BEGIN

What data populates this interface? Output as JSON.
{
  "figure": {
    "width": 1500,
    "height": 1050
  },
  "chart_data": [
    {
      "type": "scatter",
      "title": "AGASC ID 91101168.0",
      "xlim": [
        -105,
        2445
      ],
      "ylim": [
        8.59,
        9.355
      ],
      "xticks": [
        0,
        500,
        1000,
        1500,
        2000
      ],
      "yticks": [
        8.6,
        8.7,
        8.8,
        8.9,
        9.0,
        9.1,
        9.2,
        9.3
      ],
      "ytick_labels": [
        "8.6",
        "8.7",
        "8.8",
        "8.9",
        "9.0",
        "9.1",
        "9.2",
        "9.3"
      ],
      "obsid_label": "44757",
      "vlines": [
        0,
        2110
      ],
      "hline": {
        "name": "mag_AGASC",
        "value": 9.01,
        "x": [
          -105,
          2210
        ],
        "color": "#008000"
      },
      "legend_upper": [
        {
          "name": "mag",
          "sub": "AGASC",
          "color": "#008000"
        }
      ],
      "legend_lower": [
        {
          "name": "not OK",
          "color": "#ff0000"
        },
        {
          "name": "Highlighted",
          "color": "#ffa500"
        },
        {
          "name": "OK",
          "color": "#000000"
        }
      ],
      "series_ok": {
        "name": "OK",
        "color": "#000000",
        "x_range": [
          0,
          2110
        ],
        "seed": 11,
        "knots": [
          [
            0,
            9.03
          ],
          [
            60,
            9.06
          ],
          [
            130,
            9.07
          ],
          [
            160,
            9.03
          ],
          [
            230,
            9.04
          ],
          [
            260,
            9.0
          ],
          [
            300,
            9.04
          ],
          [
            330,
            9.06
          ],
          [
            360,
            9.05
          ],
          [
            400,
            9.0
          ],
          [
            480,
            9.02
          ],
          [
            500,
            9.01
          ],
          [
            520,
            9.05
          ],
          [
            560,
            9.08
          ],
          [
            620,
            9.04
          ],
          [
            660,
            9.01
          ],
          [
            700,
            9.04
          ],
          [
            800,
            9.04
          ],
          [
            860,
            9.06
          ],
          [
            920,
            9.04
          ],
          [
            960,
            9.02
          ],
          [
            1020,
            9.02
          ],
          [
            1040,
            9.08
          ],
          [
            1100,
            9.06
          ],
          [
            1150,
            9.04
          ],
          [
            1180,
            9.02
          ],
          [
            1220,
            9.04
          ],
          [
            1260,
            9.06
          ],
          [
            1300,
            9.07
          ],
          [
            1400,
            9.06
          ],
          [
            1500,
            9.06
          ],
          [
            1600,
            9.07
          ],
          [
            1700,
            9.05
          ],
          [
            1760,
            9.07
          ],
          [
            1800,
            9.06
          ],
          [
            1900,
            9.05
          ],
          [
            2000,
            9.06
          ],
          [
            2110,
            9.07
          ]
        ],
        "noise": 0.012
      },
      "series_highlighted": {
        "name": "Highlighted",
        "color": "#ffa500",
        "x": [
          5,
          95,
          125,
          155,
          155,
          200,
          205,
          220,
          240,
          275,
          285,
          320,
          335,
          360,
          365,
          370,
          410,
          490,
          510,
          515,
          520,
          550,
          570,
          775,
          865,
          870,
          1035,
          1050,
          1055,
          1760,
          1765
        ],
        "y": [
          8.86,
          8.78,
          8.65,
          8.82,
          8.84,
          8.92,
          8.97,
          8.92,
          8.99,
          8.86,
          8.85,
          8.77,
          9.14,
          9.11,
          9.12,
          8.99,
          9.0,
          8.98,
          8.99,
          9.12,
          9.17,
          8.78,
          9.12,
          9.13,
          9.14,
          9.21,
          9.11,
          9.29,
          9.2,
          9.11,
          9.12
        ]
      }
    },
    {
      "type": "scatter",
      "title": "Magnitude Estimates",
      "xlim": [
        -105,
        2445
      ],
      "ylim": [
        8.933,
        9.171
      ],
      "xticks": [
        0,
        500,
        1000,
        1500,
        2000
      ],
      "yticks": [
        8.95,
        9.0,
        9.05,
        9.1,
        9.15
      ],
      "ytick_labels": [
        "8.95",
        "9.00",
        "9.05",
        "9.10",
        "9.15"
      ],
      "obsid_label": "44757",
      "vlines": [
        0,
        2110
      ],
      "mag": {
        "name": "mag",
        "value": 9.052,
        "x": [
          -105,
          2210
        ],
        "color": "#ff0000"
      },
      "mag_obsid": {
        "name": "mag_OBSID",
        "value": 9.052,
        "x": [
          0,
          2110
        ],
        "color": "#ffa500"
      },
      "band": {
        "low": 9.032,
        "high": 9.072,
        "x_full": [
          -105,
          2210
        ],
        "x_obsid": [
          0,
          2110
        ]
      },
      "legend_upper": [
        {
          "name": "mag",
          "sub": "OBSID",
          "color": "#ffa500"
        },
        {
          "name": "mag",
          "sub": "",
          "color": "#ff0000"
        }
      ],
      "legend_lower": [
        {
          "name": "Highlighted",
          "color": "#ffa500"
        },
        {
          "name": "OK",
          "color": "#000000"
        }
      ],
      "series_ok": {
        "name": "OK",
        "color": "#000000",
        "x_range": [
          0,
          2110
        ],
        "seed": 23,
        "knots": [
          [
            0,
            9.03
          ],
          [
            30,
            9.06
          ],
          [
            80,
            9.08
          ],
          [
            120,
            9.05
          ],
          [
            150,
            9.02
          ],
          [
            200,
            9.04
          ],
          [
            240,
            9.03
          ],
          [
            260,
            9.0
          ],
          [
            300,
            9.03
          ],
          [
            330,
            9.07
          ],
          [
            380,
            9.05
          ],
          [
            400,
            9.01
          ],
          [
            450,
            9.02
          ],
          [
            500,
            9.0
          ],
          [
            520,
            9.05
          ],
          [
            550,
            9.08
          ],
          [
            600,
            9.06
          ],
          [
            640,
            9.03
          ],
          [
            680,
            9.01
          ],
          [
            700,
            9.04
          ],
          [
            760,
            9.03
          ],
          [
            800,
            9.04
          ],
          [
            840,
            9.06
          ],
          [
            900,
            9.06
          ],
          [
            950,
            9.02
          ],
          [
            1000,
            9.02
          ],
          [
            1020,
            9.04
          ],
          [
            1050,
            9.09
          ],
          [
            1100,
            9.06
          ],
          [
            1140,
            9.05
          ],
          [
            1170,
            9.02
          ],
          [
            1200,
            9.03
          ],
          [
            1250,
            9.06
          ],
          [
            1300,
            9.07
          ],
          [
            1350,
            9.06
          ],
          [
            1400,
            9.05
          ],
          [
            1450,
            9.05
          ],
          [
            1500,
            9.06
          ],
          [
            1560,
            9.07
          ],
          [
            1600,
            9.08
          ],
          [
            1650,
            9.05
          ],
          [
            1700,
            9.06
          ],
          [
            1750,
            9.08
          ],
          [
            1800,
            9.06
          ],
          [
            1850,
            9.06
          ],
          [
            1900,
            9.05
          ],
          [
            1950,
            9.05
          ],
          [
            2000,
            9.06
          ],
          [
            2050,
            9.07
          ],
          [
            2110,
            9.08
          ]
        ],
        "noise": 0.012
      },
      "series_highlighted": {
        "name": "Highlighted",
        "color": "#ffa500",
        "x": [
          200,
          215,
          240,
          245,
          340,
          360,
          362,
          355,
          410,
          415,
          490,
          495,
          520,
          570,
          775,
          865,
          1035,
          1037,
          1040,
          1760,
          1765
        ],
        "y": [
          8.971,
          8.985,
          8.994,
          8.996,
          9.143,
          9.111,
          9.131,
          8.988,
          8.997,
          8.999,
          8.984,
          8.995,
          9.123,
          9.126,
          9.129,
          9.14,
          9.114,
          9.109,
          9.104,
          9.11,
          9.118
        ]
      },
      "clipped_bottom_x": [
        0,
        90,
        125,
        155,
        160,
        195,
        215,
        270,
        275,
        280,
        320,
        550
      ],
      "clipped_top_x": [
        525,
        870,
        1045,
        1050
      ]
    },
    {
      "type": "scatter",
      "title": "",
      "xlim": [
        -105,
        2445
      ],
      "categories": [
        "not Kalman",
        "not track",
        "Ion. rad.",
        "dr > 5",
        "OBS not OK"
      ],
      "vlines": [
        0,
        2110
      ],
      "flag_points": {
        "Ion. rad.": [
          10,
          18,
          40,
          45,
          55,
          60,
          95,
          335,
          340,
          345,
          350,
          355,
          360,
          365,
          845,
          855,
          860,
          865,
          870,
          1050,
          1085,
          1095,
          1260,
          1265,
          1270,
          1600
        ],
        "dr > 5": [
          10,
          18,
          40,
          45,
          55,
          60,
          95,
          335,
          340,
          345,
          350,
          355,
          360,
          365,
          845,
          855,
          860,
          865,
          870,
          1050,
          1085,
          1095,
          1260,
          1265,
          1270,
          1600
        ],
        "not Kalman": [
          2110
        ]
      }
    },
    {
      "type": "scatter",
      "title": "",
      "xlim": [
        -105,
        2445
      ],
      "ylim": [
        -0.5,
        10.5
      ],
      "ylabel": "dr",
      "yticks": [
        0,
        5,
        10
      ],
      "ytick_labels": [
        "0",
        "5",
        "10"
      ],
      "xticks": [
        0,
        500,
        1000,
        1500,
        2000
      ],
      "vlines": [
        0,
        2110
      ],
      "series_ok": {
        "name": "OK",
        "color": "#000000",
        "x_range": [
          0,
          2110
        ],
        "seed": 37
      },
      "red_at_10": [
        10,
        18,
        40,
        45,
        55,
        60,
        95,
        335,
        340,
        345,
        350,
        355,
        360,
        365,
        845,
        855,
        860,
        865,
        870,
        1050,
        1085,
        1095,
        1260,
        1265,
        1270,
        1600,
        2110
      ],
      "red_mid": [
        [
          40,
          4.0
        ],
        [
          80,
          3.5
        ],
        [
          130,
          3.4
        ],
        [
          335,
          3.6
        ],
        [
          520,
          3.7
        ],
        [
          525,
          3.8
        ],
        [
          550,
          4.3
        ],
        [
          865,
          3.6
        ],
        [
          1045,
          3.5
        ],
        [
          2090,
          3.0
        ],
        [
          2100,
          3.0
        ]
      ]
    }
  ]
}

END

### TASK PROMPT
Every line above that contains the word "title" should be reported.

### SOLUTION TO THIS PROBLEM
      "title": "AGASC ID 91101168.0",
      "title": "Magnitude Estimates",
      "title": "",
      "title": "",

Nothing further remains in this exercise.